▶ _EXERCISE_:
Count each line in which the word "Linear" appears. Reply with the total and nothing more.

* Start RECORD SET *

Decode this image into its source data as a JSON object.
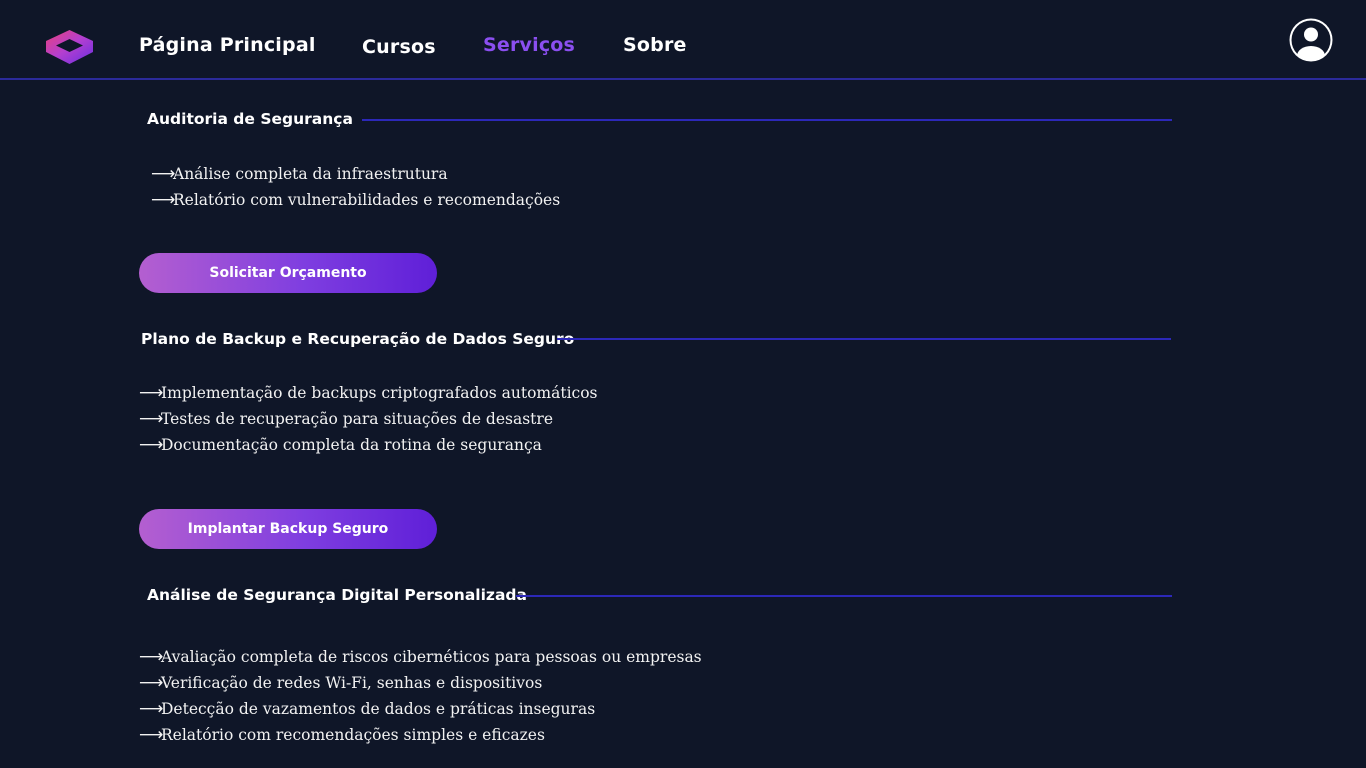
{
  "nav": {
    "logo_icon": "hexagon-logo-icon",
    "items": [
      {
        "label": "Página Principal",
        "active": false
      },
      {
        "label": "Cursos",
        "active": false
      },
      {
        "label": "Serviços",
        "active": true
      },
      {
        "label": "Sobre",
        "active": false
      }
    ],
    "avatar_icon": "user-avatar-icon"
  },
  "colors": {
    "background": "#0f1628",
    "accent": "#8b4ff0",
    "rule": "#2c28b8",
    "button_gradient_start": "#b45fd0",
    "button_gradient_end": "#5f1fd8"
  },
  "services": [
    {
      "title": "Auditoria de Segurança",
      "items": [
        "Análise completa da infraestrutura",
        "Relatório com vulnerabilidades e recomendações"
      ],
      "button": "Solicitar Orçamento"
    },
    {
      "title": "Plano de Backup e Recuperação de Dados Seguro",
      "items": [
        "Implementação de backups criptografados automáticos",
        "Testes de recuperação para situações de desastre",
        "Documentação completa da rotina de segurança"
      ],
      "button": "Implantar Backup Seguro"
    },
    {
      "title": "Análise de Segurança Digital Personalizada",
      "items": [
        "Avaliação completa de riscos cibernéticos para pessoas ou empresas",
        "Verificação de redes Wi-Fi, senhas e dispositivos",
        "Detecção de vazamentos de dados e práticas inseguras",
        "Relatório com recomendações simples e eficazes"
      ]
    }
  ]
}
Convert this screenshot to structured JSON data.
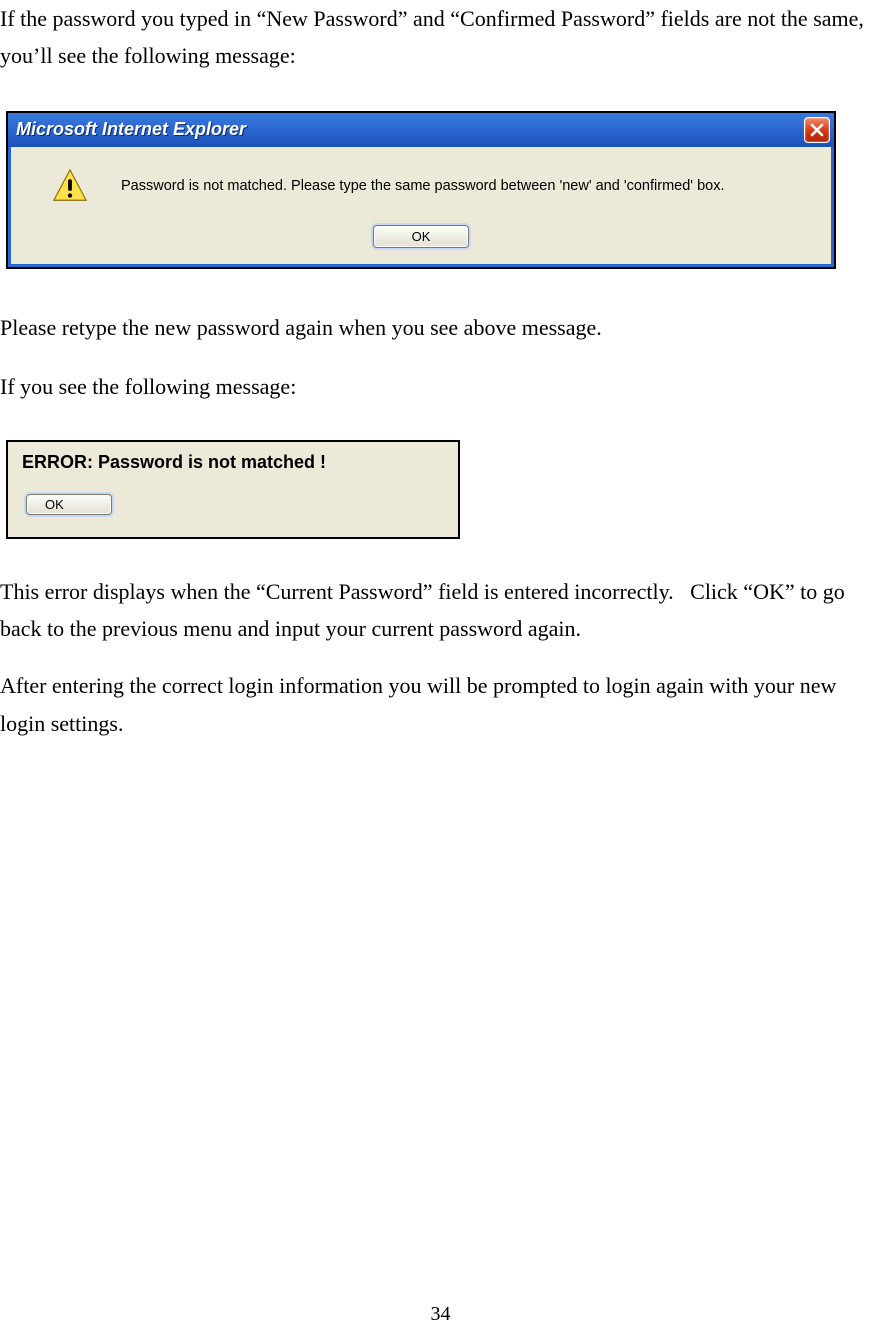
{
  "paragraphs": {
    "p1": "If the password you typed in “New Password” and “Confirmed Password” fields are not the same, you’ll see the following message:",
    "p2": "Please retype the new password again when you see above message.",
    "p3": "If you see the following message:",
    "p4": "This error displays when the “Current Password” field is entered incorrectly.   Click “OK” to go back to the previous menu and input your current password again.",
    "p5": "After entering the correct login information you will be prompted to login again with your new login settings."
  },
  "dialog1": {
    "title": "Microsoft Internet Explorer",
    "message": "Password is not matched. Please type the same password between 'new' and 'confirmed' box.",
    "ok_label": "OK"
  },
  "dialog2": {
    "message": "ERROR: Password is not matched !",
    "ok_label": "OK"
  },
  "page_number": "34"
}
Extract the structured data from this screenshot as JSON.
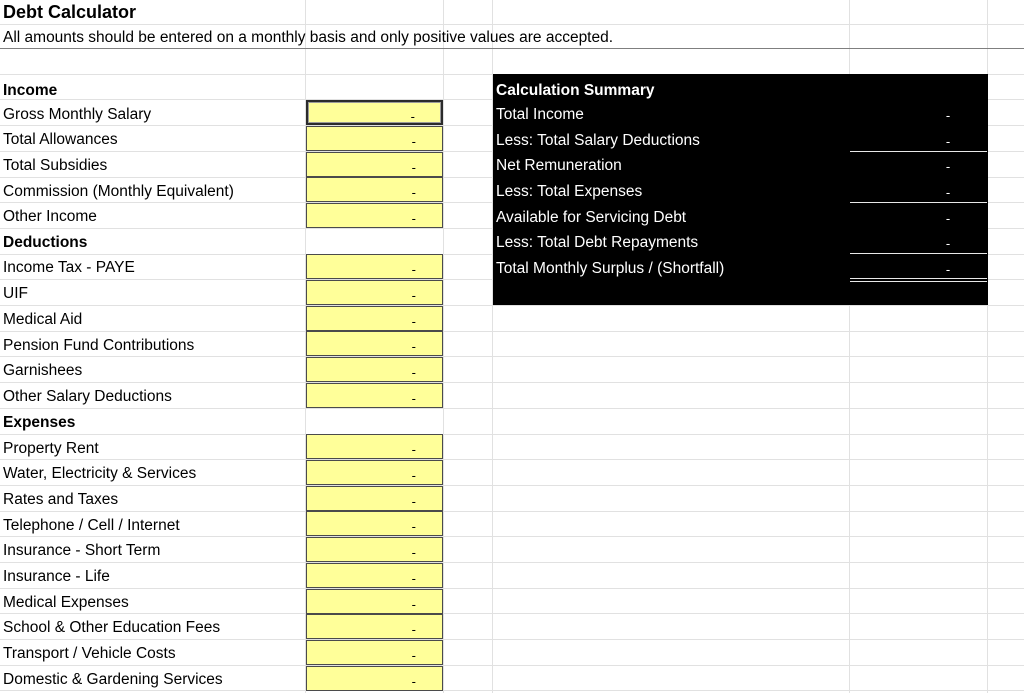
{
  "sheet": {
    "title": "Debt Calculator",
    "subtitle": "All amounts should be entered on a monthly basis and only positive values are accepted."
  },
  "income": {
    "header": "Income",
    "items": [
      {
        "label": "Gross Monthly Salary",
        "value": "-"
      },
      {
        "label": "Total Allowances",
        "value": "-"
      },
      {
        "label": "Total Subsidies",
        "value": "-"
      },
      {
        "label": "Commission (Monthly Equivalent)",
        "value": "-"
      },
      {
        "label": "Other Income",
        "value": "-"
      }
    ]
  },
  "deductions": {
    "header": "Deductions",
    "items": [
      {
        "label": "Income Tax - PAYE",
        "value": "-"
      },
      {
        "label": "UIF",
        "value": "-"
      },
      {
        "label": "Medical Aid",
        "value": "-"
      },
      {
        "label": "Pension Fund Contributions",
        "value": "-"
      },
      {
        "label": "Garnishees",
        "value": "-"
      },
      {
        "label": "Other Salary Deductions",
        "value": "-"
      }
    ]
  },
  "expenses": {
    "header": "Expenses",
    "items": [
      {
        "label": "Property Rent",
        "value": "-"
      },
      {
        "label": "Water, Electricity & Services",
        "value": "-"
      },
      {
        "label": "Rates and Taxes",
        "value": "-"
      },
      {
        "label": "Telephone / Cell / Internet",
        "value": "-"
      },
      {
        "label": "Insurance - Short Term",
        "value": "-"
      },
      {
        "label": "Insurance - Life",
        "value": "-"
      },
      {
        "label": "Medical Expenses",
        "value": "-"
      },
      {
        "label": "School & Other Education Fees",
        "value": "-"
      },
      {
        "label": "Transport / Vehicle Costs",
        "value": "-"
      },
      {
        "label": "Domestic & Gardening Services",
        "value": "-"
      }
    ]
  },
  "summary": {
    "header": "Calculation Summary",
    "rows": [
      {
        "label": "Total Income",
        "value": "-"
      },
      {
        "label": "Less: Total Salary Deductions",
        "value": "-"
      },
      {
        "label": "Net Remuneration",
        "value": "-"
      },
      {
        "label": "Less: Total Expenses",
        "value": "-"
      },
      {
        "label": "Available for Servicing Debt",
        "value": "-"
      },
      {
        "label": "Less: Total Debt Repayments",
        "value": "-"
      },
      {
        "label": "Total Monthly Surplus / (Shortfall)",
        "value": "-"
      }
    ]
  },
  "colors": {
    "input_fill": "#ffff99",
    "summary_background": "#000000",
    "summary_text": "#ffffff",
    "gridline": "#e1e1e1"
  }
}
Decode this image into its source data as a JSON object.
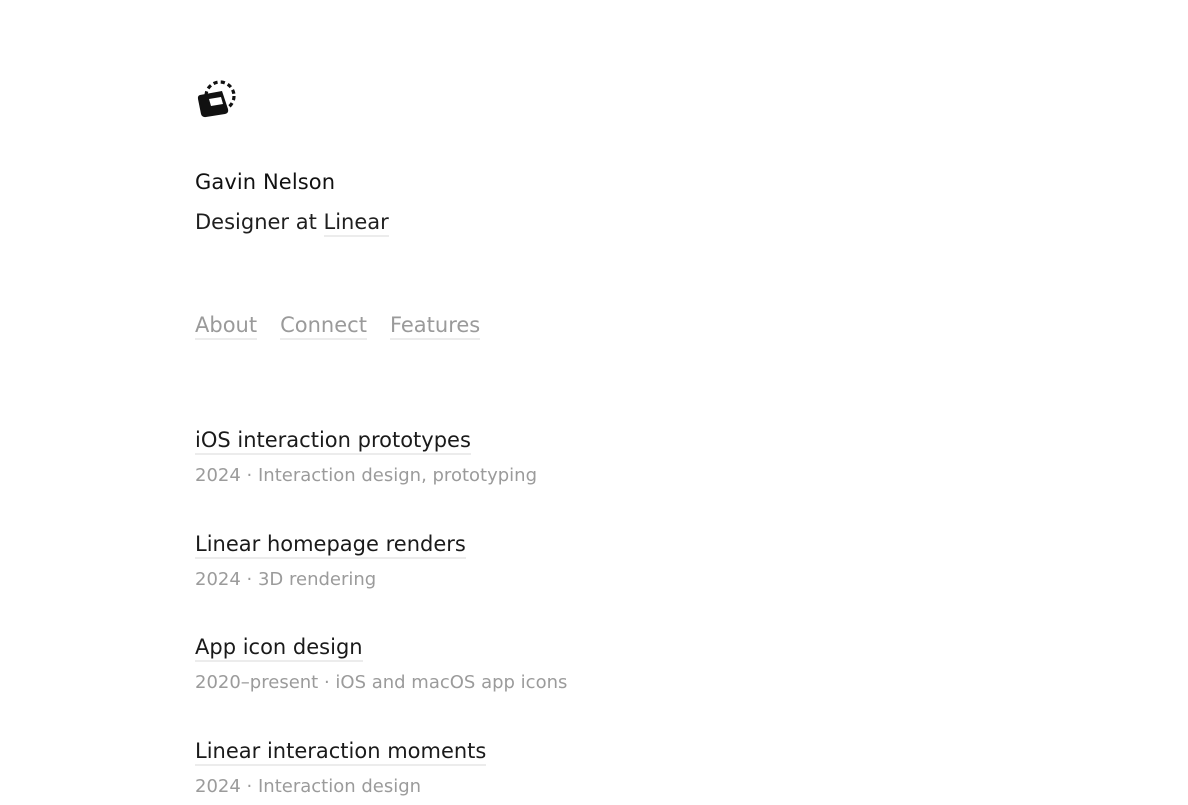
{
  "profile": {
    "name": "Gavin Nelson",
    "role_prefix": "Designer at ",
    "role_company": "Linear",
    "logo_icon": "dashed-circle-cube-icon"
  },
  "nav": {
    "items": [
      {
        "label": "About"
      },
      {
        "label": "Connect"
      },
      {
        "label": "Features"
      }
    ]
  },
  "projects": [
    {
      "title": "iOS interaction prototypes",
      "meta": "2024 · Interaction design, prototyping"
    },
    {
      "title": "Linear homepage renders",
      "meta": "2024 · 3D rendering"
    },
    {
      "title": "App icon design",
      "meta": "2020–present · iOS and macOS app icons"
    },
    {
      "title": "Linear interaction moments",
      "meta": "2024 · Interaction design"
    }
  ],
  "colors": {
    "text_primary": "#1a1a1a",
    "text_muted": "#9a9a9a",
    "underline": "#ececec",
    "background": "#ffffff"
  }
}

* End RECORD SET *

▶ _SOLUTION FOR THIS PROBLEM_:
3